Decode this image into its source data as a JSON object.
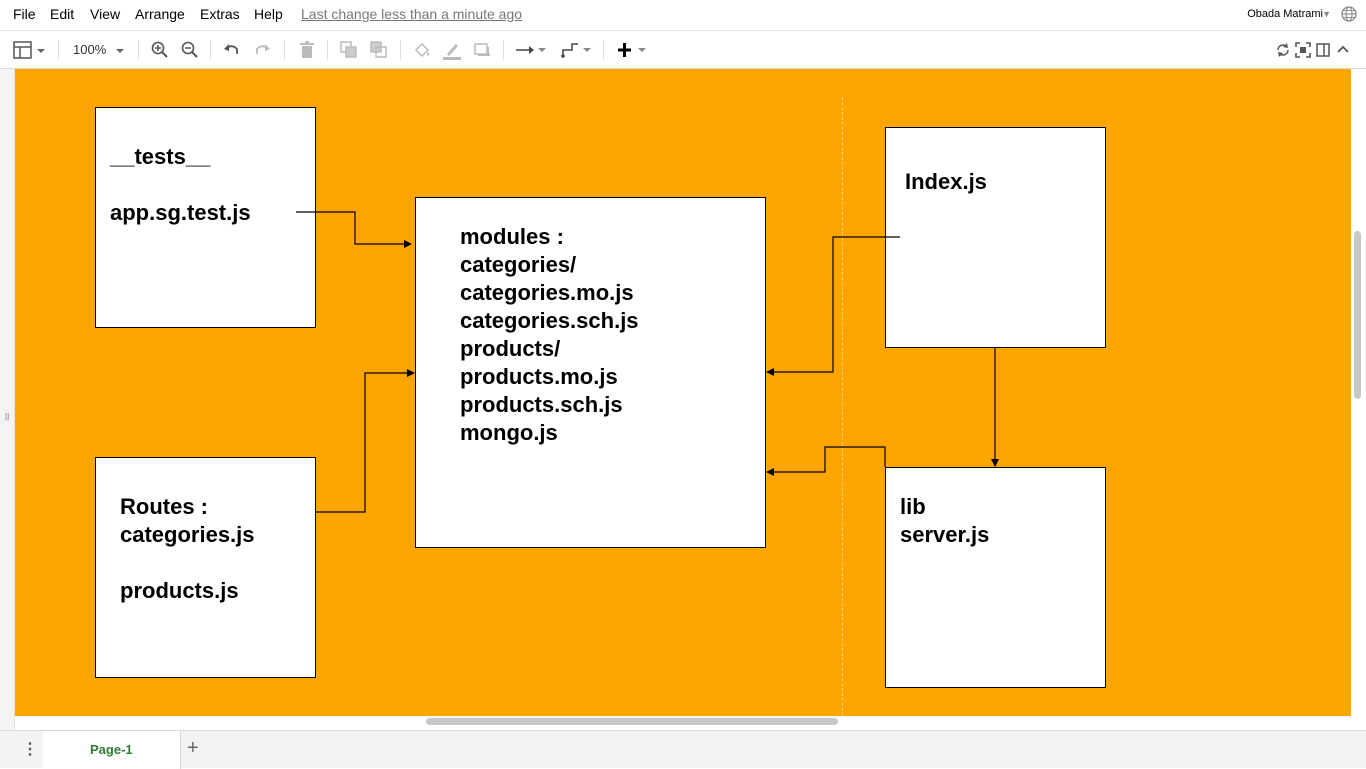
{
  "menu": {
    "items": [
      "File",
      "Edit",
      "View",
      "Arrange",
      "Extras",
      "Help"
    ],
    "last_change": "Last change less than a minute ago",
    "user_name": "Obada Matrami"
  },
  "toolbar": {
    "zoom": "100%"
  },
  "diagram": {
    "tests_box": "__tests__\n\napp.sg.test.js",
    "modules_box": "modules :\ncategories/\ncategories.mo.js\ncategories.sch.js\nproducts/\nproducts.mo.js\nproducts.sch.js\nmongo.js",
    "routes_box": "Routes :\ncategories.js\n\nproducts.js",
    "index_box": "Index.js",
    "lib_box": "lib\nserver.js",
    "background_color": "#ffa500"
  },
  "pages": {
    "tabs": [
      "Page-1"
    ],
    "active_tab_color": "#2e7d32"
  }
}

- - - - -

▶ Instructions for the task
Copy the listing exactly. Any image in it stays out of the copy.

▶ Solution to this problem
Decode this image into its source data as a JSON object.
{
  "menu": {
    "items": [
      "File",
      "Edit",
      "View",
      "Arrange",
      "Extras",
      "Help"
    ],
    "last_change": "Last change less than a minute ago",
    "user_name": "Obada Matrami"
  },
  "toolbar": {
    "zoom": "100%"
  },
  "diagram": {
    "tests_box": "__tests__\n\napp.sg.test.js",
    "modules_box": "modules :\ncategories/\ncategories.mo.js\ncategories.sch.js\nproducts/\nproducts.mo.js\nproducts.sch.js\nmongo.js",
    "routes_box": "Routes :\ncategories.js\n\nproducts.js",
    "index_box": "Index.js",
    "lib_box": "lib\nserver.js",
    "background_color": "#ffa500"
  },
  "pages": {
    "tabs": [
      "Page-1"
    ],
    "active_tab_color": "#2e7d32"
  }
}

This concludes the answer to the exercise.